According to the source text about the comedian's gravestone, what illness caused Mr Burton's death?

__SOURCE TEXT__.
════════════════════
Comedian’s Gravestone
Near the churchyard gate is a grave to a Comedian: it is the third grave stone in from the gate, on the left, or the second lying flat. It was very rare for ‘comedian’ to be inscribed onto a grave stone, as it was not considered a respectable profession. Sadly the inscription is now difficult to read, though ‘Comedian’ is still legible. Helen Leacroft, who wrote a history of the theatre in Leicestershire, discovered the following:
Leicestershire and Nottinghamshire Chronicle. Saturday 7th May, 1774
‘On Monday night last (2nd May) at Hinckley, in this county, Mr Burton, an
excellent performer in low comedy, (a member of Mr Chamberlain’s Company of Comedians – playing at the Hinckley Theatre) he died after eight days illness of a nervous fever, being a Free Mason the pall was supported by several brother Masons, drest in their aprons and medals and very decently inter’d on Tuesday night by a Subscription among’st the
Comedians, now performing at that place, and who have agreed to erect
a stone to his memory’.
════════════════════
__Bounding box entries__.
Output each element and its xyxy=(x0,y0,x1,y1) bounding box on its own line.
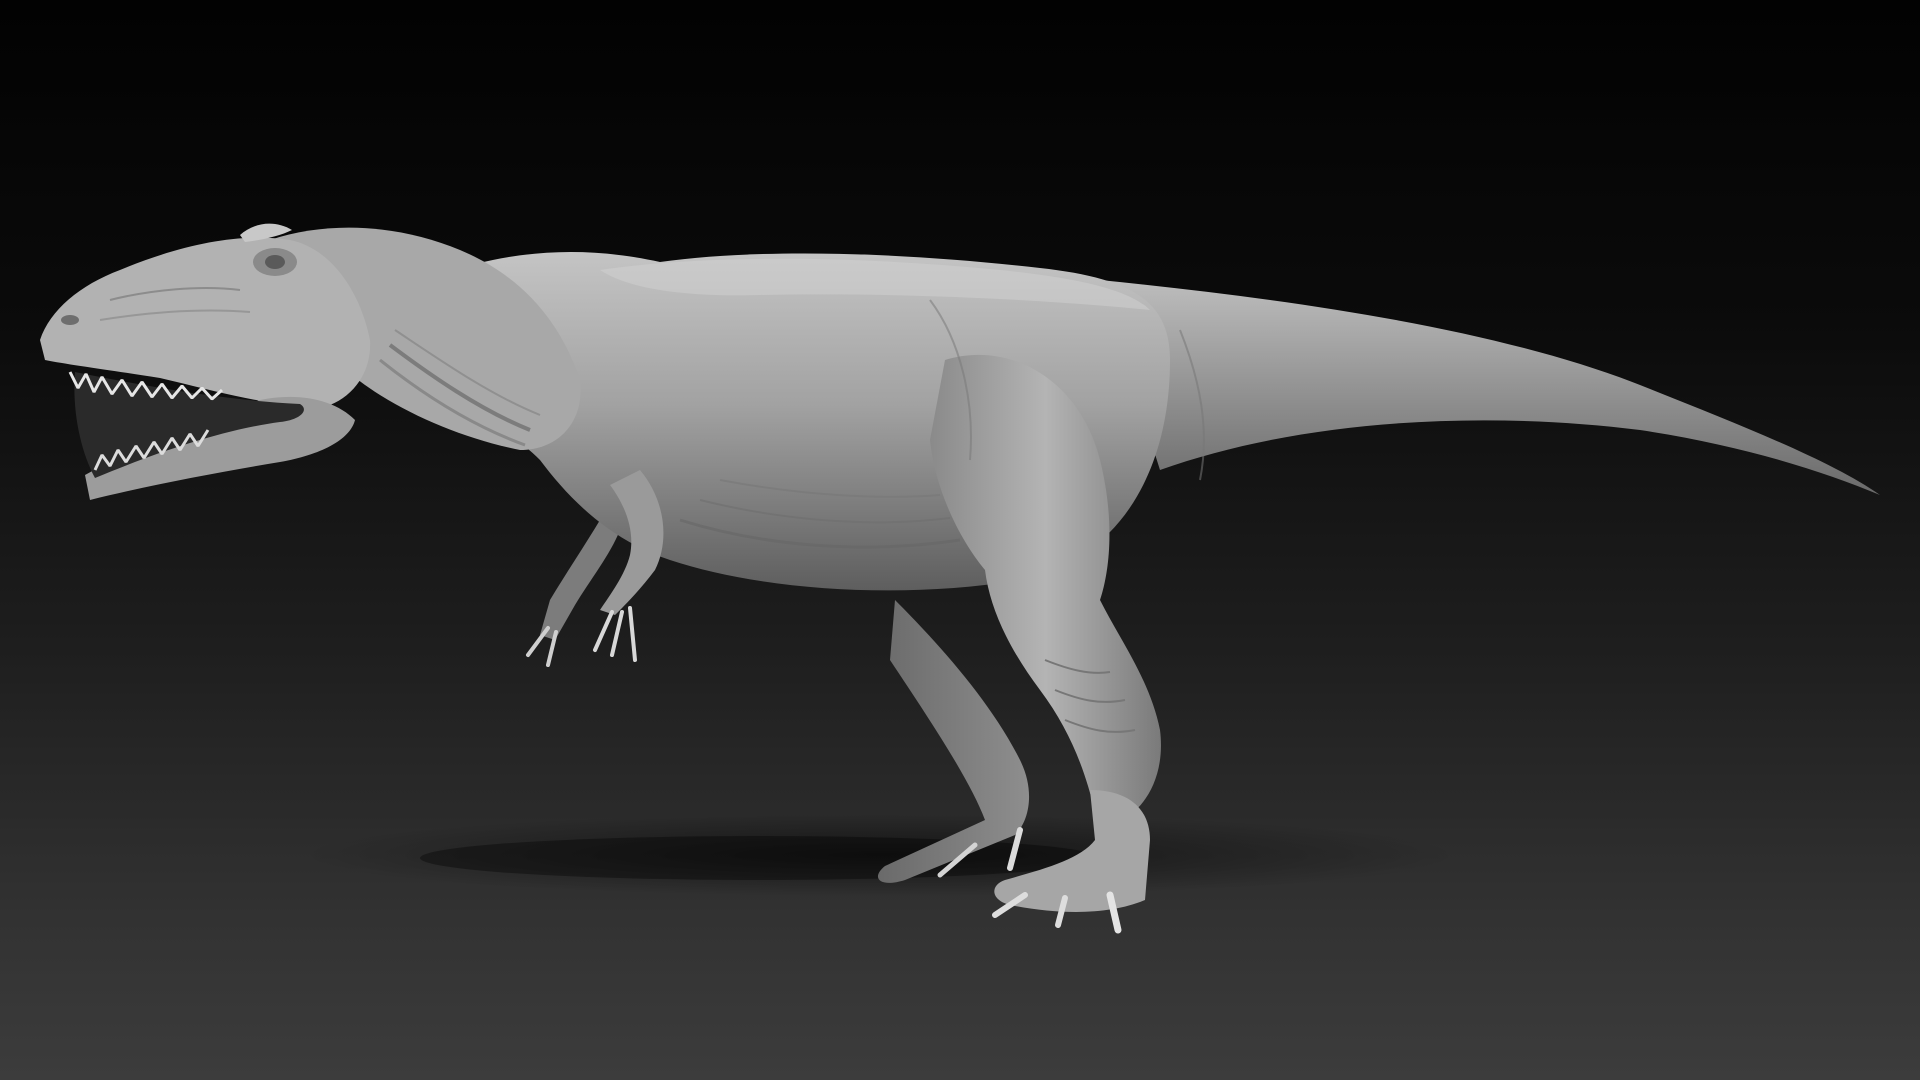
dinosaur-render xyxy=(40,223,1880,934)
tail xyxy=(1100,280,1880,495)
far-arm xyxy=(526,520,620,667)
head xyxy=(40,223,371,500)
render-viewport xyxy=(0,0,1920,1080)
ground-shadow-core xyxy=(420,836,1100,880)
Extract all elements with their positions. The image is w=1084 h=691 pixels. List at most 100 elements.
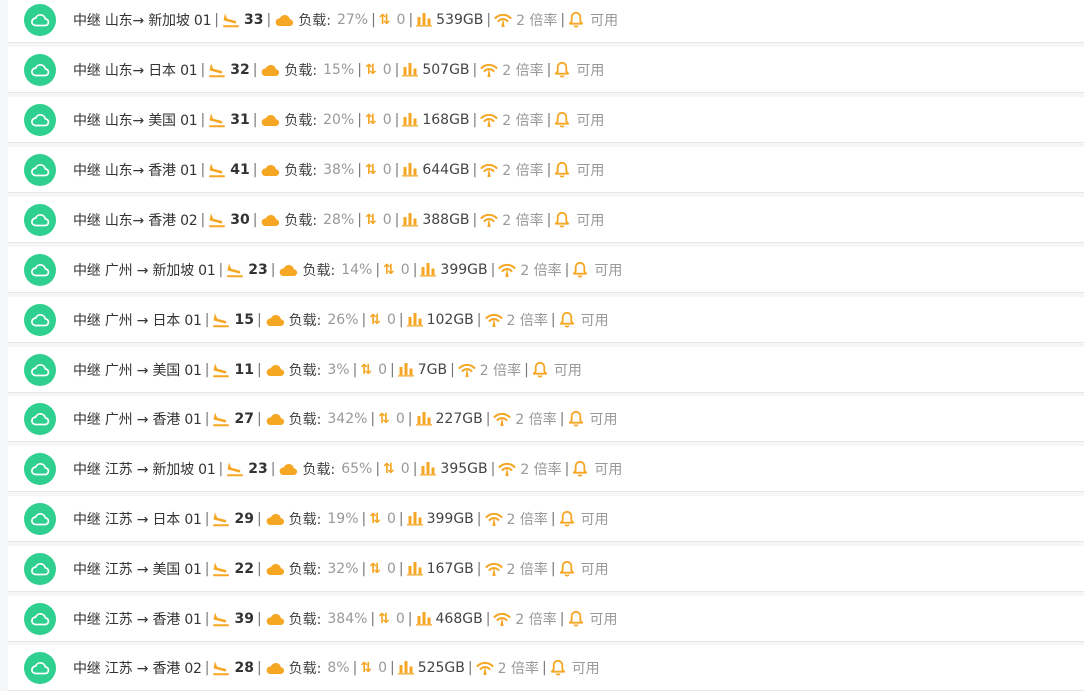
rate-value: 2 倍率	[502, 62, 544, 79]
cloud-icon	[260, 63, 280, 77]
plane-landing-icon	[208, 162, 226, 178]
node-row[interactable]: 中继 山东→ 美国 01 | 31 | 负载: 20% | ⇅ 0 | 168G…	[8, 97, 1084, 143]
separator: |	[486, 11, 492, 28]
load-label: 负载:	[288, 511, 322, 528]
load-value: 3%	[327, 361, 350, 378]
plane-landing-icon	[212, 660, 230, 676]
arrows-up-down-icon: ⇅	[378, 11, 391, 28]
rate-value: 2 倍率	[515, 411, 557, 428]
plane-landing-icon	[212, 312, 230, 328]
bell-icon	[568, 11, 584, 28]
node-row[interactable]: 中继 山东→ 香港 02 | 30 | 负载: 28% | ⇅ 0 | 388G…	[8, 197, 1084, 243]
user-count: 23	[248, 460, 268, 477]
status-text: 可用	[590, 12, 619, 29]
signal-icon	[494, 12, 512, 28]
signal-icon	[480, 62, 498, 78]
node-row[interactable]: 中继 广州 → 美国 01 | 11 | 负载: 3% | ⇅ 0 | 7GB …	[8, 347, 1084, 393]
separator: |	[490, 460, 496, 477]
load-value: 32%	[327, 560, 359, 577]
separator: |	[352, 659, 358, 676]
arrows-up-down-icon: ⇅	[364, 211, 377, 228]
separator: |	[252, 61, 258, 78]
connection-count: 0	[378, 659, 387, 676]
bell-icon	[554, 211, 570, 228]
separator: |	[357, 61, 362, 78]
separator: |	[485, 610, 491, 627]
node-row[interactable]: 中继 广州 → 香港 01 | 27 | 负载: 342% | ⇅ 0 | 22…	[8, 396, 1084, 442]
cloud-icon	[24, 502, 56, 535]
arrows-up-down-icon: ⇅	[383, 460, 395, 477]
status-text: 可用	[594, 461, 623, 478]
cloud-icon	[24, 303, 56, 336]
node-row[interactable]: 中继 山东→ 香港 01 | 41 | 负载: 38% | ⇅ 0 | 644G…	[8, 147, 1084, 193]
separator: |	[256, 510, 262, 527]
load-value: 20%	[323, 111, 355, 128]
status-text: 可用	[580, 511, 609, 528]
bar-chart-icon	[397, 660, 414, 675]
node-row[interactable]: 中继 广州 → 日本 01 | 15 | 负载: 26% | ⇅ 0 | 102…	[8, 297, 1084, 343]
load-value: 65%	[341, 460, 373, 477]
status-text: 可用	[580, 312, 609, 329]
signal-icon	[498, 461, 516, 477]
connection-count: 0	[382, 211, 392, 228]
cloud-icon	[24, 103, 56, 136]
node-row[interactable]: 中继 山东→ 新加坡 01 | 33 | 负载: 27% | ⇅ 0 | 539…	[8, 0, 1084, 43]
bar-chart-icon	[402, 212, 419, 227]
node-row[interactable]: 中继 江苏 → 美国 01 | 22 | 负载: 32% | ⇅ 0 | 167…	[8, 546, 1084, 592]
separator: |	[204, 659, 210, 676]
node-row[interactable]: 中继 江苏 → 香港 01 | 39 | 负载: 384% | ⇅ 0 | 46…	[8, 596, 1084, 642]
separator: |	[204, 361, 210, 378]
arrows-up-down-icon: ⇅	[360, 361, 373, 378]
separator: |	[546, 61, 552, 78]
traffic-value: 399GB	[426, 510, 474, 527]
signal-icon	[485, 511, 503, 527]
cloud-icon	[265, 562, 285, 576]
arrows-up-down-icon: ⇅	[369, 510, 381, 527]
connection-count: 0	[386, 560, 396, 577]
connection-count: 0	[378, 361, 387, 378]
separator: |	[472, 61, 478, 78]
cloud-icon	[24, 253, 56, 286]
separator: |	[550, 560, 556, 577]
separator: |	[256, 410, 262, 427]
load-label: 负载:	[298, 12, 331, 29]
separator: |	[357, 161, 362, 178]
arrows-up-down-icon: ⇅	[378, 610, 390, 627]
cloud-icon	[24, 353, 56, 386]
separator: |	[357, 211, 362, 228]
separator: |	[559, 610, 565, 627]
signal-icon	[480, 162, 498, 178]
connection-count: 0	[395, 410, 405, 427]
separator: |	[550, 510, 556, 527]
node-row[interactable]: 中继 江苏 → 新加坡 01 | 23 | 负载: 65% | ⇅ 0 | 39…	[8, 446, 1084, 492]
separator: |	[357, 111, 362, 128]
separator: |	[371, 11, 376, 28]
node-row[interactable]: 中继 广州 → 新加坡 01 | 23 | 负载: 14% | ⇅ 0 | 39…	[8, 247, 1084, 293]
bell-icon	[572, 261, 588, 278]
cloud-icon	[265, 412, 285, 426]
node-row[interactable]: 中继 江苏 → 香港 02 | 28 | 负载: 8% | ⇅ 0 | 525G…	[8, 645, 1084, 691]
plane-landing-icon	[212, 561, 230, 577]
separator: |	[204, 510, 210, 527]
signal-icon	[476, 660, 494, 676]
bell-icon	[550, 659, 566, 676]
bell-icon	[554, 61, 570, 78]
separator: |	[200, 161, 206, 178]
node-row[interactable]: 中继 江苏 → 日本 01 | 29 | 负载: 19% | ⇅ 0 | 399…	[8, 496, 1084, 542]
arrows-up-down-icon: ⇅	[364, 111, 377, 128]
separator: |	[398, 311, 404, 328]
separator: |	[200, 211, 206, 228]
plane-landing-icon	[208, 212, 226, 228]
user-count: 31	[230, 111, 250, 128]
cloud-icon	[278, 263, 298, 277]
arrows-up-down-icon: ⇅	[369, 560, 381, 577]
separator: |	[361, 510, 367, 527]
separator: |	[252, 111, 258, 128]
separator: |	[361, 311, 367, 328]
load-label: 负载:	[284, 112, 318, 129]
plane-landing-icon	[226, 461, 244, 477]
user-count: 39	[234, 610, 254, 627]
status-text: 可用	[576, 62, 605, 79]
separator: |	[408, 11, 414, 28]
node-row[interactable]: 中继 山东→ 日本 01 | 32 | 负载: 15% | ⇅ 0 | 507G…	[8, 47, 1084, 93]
════════════════════
__WORKED ANSWER__.
He died of a nervous fever after eight days of illness.